*PROBLEM*. Retype every entry exactly, character for character.

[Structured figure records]

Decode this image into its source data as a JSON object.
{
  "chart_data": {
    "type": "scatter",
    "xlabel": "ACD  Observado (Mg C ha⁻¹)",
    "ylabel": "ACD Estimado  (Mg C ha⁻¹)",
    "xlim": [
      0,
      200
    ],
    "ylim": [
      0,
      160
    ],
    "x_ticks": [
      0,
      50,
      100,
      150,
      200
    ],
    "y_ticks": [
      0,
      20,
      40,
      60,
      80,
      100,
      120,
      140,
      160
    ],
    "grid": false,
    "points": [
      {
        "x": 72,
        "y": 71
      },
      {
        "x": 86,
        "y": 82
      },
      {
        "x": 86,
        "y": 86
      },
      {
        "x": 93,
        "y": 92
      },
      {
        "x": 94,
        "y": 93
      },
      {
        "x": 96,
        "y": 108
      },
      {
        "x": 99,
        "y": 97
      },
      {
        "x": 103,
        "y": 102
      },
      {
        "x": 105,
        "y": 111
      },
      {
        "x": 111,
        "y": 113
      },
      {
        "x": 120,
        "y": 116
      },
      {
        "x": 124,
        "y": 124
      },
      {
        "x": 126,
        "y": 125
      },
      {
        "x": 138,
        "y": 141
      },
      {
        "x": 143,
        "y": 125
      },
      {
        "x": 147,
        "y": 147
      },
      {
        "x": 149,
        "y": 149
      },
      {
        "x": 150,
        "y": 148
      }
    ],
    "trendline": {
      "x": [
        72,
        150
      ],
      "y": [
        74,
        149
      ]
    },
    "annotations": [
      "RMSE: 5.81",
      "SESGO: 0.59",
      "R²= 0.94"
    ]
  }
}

*THE ANSWER*.
Decode this image into its source data as a JSON object.
{
  "chart_data": {
    "type": "scatter",
    "xlabel": "ACD  Observado (Mg C ha⁻¹)",
    "ylabel": "ACD Estimado  (Mg C ha⁻¹)",
    "xlim": [
      0,
      200
    ],
    "ylim": [
      0,
      160
    ],
    "x_ticks": [
      0,
      50,
      100,
      150,
      200
    ],
    "y_ticks": [
      0,
      20,
      40,
      60,
      80,
      100,
      120,
      140,
      160
    ],
    "grid": false,
    "points": [
      {
        "x": 72,
        "y": 71
      },
      {
        "x": 86,
        "y": 82
      },
      {
        "x": 86,
        "y": 86
      },
      {
        "x": 93,
        "y": 92
      },
      {
        "x": 94,
        "y": 93
      },
      {
        "x": 96,
        "y": 108
      },
      {
        "x": 99,
        "y": 97
      },
      {
        "x": 103,
        "y": 102
      },
      {
        "x": 105,
        "y": 111
      },
      {
        "x": 111,
        "y": 113
      },
      {
        "x": 120,
        "y": 116
      },
      {
        "x": 124,
        "y": 124
      },
      {
        "x": 126,
        "y": 125
      },
      {
        "x": 138,
        "y": 141
      },
      {
        "x": 143,
        "y": 125
      },
      {
        "x": 147,
        "y": 147
      },
      {
        "x": 149,
        "y": 149
      },
      {
        "x": 150,
        "y": 148
      }
    ],
    "trendline": {
      "x": [
        72,
        150
      ],
      "y": [
        74,
        149
      ]
    },
    "annotations": [
      "RMSE: 5.81",
      "SESGO: 0.59",
      "R²= 0.94"
    ]
  }
}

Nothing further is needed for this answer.